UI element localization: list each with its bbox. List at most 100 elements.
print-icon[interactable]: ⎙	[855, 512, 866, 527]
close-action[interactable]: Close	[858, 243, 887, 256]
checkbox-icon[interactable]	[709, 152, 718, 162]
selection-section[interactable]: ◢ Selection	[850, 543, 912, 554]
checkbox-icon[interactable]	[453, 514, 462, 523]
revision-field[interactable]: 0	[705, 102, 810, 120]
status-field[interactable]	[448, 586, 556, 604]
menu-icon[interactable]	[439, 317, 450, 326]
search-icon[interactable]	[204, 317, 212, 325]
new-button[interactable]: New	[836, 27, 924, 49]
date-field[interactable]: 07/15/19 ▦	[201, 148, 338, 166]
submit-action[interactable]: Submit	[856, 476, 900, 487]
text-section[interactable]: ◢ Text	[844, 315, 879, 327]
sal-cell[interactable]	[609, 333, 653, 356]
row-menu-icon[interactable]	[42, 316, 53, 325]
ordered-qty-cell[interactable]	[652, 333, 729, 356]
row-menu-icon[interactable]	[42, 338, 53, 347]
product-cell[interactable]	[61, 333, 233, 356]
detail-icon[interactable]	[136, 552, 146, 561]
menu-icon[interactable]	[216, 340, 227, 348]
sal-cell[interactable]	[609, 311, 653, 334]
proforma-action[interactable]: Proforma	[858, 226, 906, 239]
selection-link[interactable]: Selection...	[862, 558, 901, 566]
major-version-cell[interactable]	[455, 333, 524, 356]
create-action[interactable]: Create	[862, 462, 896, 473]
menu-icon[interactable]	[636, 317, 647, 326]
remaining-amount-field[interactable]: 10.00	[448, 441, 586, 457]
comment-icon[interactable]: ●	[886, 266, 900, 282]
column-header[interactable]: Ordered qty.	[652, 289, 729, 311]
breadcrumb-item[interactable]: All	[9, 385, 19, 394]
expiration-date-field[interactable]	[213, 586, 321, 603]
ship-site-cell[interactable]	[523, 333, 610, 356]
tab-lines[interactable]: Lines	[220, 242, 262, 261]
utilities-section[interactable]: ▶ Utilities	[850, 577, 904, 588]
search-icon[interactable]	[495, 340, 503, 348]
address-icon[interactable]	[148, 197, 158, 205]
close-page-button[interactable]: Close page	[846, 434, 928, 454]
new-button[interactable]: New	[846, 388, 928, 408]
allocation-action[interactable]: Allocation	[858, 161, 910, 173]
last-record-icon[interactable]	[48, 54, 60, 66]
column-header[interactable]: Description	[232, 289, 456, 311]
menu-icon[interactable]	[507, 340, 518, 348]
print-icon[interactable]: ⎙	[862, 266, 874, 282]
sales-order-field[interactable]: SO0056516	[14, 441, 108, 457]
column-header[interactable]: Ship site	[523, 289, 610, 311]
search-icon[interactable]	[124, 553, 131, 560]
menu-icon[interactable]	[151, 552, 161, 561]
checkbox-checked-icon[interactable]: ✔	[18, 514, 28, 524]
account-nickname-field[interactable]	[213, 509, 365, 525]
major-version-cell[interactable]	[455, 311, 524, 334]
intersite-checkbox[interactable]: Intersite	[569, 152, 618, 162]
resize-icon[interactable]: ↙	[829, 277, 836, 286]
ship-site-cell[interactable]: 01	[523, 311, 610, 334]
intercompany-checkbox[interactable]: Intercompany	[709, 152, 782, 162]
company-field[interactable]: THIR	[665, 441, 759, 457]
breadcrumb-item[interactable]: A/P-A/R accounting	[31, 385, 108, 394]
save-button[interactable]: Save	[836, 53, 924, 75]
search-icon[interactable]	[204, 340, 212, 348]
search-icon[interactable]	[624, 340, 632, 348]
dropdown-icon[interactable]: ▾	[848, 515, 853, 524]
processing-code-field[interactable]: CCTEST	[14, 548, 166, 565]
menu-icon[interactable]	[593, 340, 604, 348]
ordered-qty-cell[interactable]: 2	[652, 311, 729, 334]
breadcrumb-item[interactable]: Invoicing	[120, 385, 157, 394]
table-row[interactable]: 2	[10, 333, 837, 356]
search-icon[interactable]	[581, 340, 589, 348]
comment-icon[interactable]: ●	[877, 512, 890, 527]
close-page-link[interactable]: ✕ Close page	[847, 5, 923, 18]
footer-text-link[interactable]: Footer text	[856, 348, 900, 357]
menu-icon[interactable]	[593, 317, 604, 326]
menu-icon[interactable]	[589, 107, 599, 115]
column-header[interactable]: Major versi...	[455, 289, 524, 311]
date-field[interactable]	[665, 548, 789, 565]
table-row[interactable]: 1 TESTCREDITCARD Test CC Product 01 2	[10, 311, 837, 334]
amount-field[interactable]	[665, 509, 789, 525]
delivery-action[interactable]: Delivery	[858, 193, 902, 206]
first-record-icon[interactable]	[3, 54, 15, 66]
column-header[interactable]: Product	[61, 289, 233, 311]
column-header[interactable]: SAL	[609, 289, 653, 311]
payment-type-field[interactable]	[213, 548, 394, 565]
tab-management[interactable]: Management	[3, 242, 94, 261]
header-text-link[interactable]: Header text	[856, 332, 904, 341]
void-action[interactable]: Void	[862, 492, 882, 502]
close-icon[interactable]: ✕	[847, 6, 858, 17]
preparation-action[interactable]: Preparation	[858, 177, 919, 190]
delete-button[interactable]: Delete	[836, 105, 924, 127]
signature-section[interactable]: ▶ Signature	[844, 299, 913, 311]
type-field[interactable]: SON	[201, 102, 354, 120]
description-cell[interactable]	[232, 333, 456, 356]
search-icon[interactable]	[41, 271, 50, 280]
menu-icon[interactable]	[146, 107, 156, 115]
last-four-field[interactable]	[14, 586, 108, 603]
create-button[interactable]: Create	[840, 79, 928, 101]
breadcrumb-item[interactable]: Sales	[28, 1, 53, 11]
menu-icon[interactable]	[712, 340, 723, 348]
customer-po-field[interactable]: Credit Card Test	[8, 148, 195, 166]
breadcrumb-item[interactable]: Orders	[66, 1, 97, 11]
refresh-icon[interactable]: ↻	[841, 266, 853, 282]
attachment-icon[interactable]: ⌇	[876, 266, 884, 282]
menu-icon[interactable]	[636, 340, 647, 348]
######
#### What is required:
Please locate each line in the records above that contains the string "item" and copy those lines in full.

#### The reply:
breadcrumb-item[interactable]: All	[9, 385, 19, 394]
breadcrumb-item[interactable]: A/P-A/R accounting	[31, 385, 108, 394]
breadcrumb-item[interactable]: Invoicing	[120, 385, 157, 394]
breadcrumb-item[interactable]: Sales	[28, 1, 53, 11]
breadcrumb-item[interactable]: Orders	[66, 1, 97, 11]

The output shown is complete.